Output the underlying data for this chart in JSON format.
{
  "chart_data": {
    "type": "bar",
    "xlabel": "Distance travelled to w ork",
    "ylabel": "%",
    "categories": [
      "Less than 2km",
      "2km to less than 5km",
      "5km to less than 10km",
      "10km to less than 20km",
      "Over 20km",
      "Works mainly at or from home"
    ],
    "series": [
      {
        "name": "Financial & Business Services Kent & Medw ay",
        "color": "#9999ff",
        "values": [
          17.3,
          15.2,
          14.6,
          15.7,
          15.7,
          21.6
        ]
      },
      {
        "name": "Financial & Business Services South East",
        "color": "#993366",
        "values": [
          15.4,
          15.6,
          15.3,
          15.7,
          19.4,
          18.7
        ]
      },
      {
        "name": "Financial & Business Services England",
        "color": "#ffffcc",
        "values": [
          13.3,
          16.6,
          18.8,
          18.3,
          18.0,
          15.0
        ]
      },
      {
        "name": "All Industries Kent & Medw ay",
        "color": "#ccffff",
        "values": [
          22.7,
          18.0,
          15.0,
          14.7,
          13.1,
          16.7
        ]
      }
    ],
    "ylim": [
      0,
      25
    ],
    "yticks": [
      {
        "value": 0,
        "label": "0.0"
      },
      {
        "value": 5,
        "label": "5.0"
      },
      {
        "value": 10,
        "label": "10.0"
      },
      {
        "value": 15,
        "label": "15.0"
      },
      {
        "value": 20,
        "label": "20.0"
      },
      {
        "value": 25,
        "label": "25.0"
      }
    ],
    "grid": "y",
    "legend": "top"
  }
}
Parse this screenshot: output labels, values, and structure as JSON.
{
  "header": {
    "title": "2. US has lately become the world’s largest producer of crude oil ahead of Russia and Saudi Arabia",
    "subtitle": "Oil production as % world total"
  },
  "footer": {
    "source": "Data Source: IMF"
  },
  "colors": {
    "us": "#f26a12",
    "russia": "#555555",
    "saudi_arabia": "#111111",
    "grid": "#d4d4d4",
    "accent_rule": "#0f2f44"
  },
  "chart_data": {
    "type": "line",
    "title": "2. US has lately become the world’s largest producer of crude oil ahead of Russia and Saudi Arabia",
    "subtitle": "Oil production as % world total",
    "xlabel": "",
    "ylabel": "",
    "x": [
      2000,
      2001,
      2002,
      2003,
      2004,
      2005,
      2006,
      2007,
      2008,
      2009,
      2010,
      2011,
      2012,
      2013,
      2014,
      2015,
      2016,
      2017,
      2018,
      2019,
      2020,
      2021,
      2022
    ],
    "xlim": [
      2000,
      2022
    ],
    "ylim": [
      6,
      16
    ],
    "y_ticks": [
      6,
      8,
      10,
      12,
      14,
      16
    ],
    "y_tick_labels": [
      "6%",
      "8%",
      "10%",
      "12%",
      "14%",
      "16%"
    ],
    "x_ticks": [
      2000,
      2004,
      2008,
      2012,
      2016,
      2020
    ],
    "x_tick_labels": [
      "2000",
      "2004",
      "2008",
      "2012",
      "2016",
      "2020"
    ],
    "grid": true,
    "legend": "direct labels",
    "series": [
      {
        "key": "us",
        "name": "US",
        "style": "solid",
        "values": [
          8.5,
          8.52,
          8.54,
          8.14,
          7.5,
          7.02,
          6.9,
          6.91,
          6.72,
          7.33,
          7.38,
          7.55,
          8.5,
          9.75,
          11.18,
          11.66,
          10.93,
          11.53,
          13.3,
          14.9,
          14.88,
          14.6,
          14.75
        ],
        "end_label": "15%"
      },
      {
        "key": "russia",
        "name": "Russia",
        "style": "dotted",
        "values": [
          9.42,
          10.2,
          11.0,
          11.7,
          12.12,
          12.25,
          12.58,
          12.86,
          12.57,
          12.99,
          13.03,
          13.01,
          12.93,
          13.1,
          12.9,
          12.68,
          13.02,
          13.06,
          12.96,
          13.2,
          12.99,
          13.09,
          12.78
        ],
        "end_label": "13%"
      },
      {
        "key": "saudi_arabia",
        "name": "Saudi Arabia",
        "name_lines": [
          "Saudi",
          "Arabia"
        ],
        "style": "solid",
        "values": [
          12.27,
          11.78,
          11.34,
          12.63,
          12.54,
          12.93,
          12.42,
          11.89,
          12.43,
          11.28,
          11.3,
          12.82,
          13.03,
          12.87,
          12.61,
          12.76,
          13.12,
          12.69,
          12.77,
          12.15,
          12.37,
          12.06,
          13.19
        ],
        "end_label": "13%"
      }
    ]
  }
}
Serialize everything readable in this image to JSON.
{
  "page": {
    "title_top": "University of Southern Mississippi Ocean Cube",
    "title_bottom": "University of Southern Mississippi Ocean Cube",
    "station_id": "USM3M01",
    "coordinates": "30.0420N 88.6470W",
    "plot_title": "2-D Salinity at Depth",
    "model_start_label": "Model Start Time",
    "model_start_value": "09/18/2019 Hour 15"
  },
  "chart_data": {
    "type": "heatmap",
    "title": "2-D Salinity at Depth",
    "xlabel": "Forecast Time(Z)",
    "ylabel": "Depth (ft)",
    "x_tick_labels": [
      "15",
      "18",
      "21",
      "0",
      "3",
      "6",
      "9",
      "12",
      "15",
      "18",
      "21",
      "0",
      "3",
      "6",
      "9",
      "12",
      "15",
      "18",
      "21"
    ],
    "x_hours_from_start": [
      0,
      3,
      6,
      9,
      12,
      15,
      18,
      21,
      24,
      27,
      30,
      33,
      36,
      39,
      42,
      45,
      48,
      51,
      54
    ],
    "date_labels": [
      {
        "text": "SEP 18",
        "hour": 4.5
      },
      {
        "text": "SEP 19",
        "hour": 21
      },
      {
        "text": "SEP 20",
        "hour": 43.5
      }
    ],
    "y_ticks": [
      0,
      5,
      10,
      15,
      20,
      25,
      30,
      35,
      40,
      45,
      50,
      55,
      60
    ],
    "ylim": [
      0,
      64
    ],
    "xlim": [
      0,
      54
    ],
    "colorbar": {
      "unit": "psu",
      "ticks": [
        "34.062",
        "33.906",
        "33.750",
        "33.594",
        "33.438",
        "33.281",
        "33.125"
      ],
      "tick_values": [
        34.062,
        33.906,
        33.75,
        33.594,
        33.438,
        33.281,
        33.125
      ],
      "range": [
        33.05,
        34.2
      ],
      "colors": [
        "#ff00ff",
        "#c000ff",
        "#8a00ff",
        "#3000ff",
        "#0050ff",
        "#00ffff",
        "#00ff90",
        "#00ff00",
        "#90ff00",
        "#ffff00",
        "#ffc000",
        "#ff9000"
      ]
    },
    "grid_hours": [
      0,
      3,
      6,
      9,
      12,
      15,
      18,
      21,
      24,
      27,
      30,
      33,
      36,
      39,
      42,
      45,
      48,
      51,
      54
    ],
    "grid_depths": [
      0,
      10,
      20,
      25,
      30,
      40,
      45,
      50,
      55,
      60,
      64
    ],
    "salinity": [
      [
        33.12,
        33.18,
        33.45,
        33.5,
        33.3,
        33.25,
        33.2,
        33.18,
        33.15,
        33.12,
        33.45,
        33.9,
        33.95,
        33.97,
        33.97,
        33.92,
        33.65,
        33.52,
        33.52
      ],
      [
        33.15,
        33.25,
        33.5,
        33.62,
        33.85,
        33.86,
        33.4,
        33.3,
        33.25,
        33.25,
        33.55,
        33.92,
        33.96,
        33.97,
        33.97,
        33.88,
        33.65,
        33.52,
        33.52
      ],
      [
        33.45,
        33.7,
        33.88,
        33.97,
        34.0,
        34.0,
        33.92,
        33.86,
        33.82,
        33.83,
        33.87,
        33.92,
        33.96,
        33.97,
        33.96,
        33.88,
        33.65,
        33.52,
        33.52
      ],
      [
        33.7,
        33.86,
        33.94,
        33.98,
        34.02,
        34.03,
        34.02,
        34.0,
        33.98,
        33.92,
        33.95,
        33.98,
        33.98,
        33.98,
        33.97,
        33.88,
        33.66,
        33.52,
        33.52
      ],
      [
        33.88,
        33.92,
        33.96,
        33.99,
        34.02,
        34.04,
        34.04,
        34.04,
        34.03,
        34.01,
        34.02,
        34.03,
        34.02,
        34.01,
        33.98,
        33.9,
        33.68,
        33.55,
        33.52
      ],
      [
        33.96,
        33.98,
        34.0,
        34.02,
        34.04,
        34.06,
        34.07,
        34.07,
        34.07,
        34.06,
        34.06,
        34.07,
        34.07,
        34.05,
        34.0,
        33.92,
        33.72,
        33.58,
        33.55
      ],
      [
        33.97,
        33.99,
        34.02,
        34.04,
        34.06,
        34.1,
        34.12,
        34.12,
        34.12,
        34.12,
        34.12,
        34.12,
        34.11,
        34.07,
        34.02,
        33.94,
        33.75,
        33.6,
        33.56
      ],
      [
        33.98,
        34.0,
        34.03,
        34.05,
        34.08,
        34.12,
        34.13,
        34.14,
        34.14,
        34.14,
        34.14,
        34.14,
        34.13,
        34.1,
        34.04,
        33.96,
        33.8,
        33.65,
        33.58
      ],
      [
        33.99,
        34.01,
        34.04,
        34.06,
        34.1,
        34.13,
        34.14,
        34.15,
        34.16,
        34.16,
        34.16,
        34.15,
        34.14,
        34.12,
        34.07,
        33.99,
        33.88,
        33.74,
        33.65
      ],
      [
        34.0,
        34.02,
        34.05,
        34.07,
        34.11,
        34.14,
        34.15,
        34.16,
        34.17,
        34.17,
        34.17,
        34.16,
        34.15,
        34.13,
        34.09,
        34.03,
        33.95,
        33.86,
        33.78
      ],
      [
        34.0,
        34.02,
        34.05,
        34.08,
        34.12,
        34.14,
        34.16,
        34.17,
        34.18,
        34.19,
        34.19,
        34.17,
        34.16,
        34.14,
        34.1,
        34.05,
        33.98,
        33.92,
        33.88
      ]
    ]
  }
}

TASK TO COMPLETE
Extract, from the material above, each line holding the word "xlabel".

CORRECT ANSWER
    "xlabel": "Distance travelled to w ork",
    "xlabel": "",
    "xlabel": "Forecast Time(Z)",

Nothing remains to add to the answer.